_RECORDS SHOWN:_
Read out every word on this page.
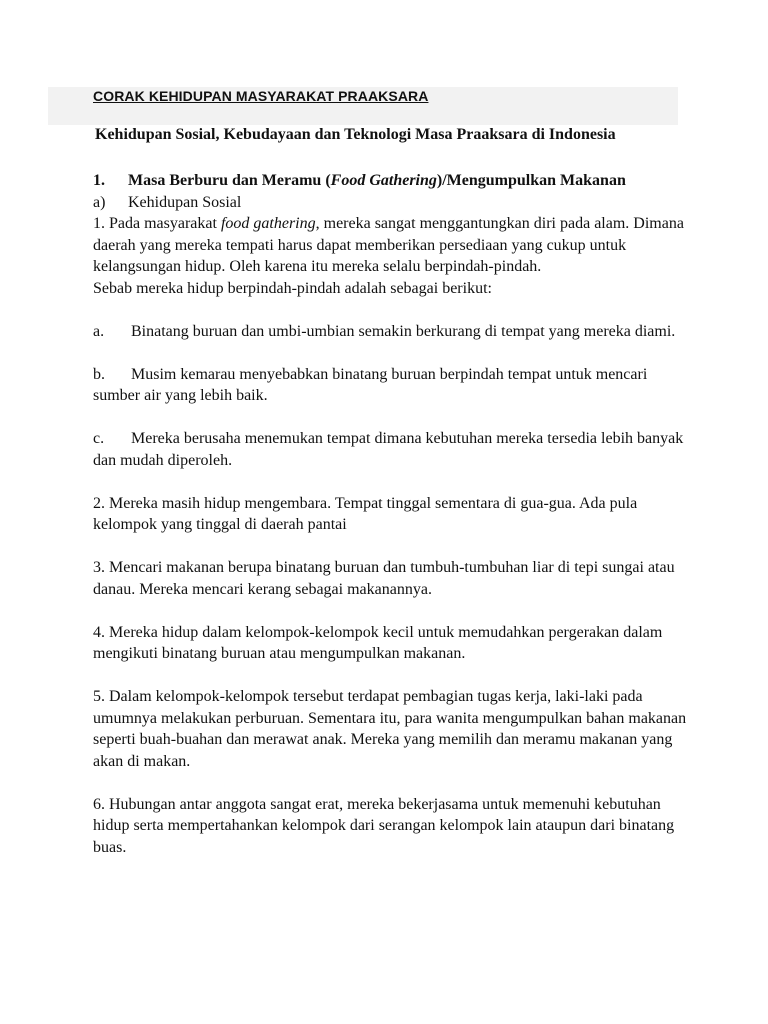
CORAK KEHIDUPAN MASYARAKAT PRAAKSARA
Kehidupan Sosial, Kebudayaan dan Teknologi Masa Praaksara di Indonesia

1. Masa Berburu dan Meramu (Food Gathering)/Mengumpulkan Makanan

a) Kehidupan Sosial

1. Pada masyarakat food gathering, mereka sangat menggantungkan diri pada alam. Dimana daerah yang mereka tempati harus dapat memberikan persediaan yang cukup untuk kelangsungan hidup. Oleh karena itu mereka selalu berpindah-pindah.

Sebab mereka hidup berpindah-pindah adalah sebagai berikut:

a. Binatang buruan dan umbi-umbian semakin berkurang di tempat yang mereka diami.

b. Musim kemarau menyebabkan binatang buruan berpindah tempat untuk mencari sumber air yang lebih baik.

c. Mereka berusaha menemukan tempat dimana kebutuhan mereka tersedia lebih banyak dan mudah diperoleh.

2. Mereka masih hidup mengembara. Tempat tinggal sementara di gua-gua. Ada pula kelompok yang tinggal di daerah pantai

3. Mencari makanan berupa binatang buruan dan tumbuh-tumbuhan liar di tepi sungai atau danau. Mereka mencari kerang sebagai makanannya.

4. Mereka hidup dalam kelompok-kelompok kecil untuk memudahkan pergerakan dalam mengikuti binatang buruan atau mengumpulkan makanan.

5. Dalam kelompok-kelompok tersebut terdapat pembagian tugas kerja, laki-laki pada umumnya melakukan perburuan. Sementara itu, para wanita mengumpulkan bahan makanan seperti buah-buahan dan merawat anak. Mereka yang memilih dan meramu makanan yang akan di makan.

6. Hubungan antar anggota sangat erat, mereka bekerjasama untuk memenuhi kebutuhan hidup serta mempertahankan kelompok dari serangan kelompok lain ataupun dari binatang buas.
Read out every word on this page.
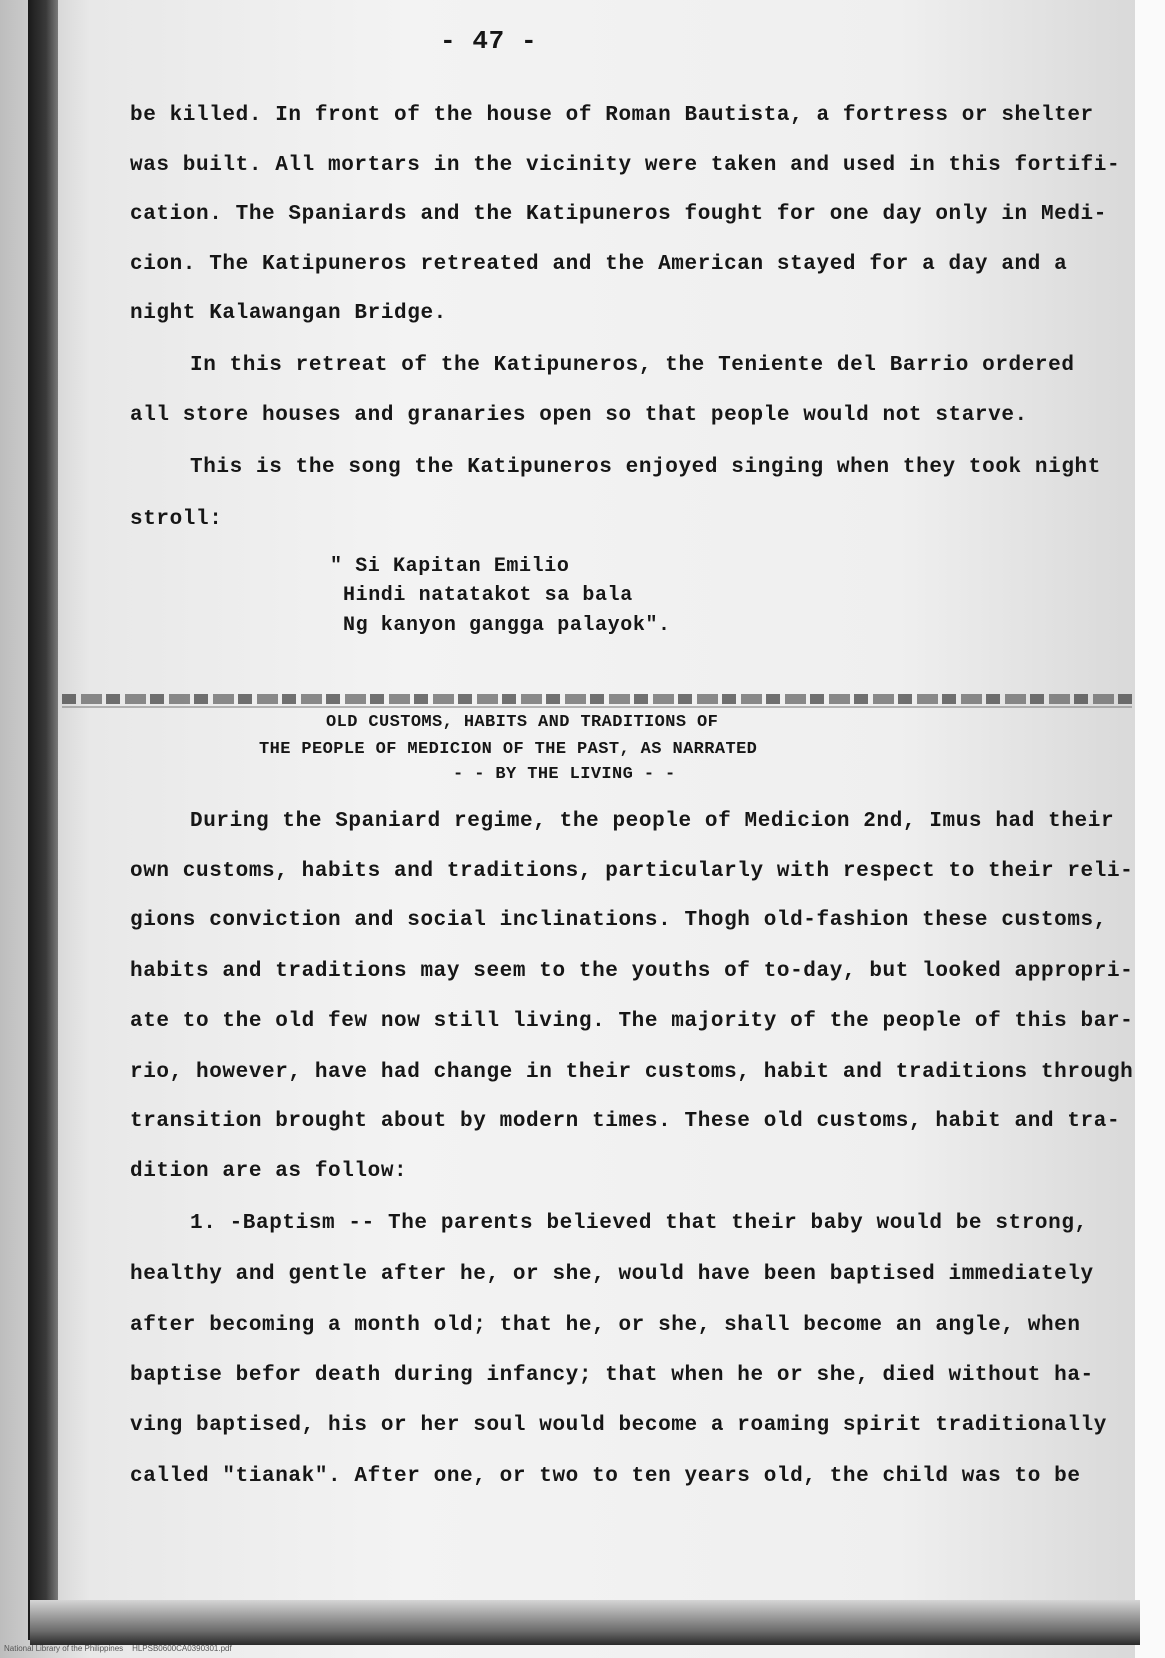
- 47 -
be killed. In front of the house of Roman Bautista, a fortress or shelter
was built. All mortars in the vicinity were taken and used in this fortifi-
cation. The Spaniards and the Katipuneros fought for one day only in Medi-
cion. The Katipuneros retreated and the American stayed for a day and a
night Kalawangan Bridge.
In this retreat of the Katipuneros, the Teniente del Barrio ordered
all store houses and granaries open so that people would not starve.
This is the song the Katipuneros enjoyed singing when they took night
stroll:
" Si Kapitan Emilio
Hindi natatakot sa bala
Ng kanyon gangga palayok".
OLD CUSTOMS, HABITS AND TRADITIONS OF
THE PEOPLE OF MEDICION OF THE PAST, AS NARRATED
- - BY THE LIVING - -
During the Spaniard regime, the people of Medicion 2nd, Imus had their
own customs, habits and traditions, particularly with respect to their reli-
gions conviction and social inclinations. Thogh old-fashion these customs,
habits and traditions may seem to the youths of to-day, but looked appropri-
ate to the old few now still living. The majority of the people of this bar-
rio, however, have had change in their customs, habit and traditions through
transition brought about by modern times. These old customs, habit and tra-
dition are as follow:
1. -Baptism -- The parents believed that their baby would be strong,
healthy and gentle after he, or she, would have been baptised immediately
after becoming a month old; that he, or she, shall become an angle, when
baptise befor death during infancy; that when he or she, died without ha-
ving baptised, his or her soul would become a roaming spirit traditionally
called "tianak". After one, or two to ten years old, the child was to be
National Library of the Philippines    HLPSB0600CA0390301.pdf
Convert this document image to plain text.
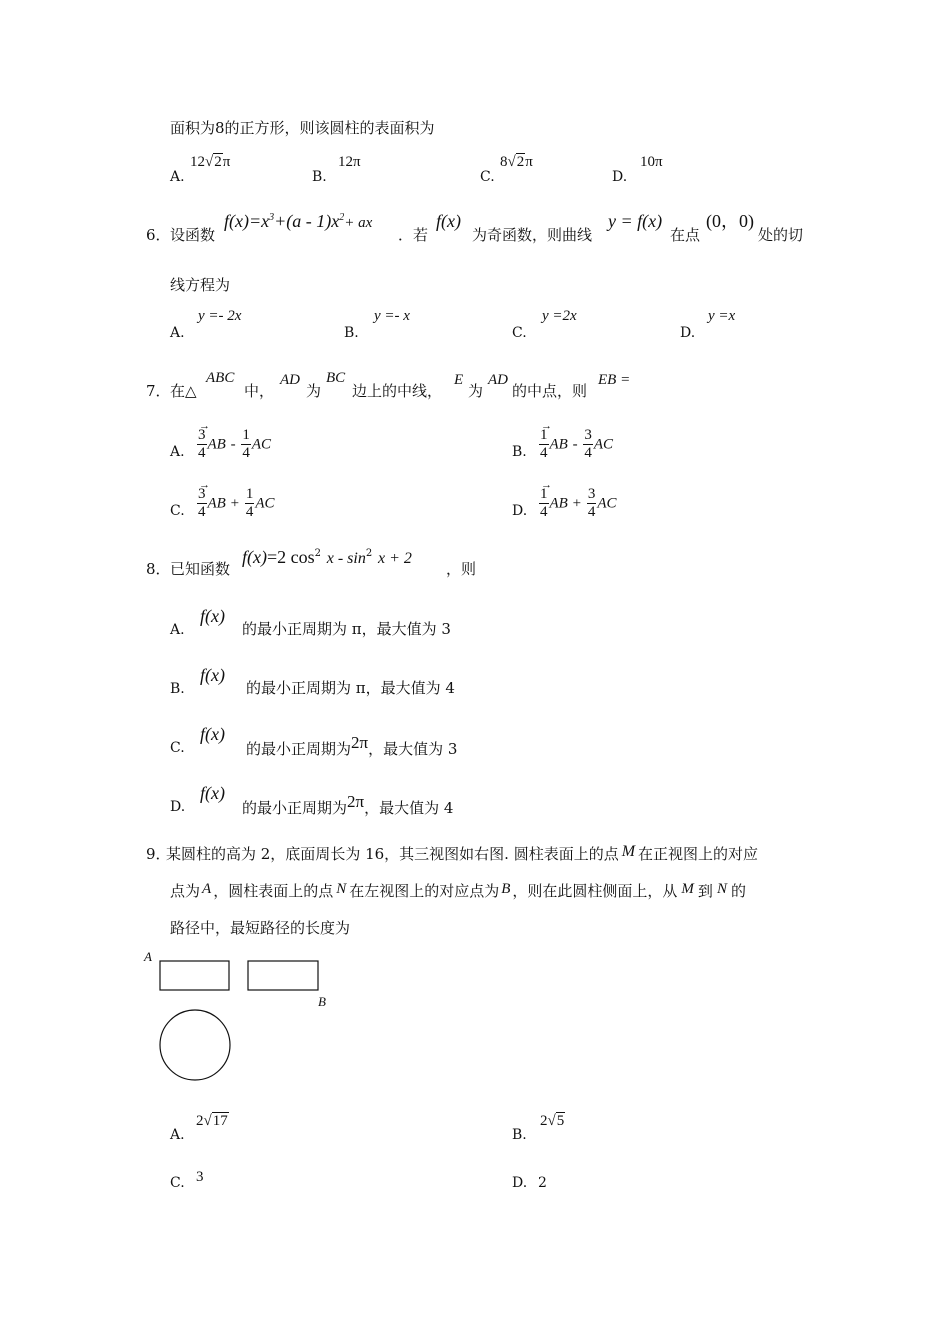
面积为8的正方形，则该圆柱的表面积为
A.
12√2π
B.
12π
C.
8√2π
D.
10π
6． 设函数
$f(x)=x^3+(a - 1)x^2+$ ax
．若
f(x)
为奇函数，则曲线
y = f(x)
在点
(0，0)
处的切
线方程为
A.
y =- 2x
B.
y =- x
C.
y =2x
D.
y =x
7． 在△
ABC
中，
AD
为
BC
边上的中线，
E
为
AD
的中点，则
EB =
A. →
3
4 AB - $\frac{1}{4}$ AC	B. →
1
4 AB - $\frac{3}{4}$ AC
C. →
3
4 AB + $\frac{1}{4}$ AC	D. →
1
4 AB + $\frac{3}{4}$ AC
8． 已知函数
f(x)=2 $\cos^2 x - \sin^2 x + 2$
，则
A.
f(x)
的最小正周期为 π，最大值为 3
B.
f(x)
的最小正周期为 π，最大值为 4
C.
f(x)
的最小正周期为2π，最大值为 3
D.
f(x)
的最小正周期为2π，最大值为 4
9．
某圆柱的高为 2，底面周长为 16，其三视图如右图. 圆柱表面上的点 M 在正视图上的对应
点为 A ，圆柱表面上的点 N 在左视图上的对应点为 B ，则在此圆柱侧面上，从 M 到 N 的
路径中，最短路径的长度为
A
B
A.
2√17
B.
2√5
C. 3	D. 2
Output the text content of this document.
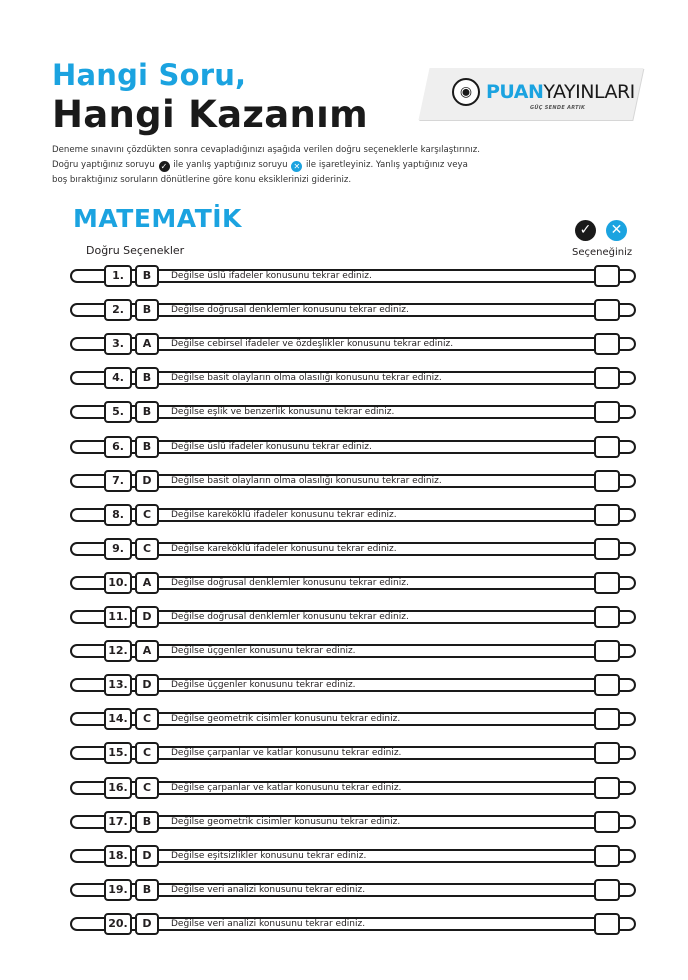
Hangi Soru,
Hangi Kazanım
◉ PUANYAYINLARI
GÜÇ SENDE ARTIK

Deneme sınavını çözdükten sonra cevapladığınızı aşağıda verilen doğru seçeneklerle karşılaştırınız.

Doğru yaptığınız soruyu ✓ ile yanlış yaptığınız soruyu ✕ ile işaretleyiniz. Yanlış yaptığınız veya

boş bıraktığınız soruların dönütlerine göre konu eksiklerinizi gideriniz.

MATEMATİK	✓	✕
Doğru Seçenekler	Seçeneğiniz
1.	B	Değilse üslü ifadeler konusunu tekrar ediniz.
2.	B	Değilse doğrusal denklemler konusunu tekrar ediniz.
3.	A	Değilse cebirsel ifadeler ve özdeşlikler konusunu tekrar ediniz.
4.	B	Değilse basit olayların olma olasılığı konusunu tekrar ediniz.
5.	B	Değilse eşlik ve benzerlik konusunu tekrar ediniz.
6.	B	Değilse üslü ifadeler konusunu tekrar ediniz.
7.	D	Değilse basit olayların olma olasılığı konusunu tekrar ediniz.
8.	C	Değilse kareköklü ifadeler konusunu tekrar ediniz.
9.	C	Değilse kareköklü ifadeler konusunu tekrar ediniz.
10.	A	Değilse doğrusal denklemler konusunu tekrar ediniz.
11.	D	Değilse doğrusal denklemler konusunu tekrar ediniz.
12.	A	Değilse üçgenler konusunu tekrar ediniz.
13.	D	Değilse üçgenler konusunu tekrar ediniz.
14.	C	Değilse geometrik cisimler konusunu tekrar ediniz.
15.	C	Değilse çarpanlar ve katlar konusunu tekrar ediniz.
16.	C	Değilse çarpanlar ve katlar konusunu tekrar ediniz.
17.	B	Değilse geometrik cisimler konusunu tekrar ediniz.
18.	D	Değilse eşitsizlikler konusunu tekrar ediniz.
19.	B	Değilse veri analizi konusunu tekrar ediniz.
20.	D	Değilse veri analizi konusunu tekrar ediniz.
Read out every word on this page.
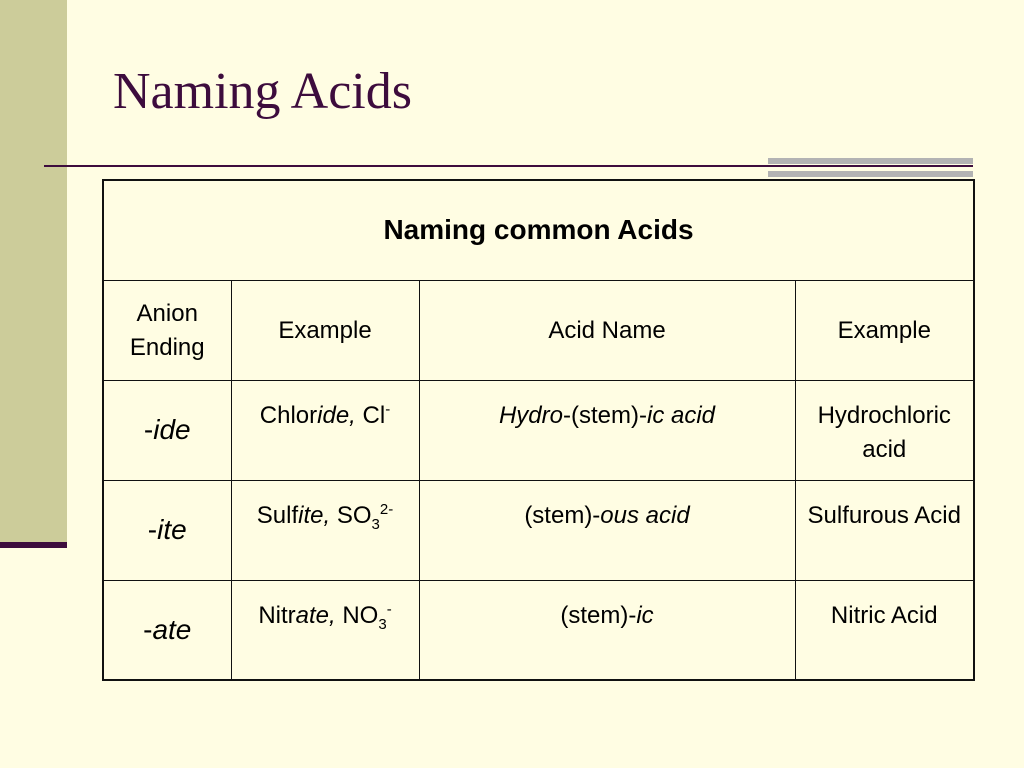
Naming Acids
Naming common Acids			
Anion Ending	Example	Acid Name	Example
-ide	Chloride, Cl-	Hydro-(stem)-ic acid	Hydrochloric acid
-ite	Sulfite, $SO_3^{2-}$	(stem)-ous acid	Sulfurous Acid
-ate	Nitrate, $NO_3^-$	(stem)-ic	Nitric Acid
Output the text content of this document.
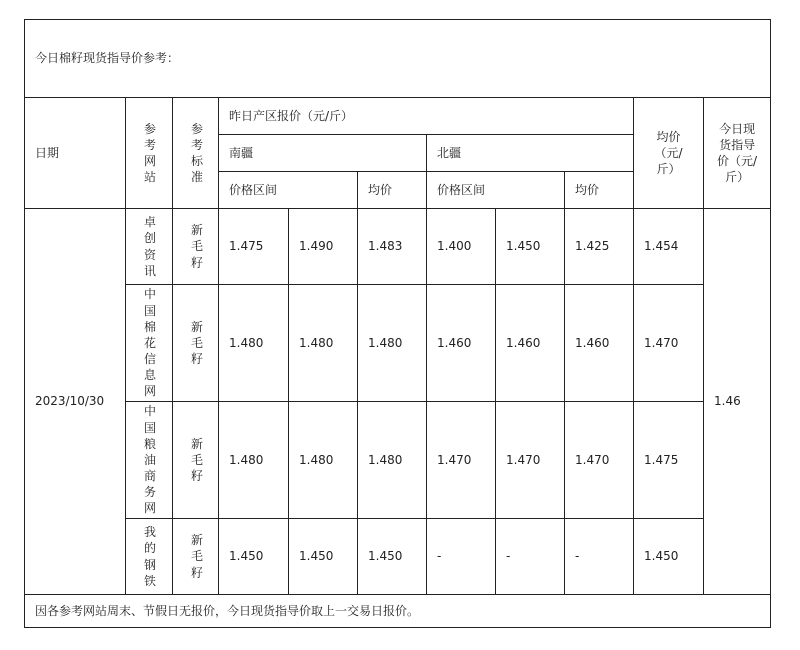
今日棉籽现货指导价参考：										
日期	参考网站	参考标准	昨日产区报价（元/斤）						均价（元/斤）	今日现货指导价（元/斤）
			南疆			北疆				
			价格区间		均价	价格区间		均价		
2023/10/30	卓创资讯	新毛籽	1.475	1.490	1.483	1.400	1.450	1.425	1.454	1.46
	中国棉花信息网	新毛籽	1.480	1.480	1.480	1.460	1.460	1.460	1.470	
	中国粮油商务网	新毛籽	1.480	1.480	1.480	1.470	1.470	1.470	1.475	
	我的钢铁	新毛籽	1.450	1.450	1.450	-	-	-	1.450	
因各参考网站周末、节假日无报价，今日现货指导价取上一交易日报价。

_PROBLEM REQUIREMENTS:_ Go through the listing above line by line and say how many lines hold the word "kelompok". Reply with that number only.

_FINISHED EXERCISE:_ 4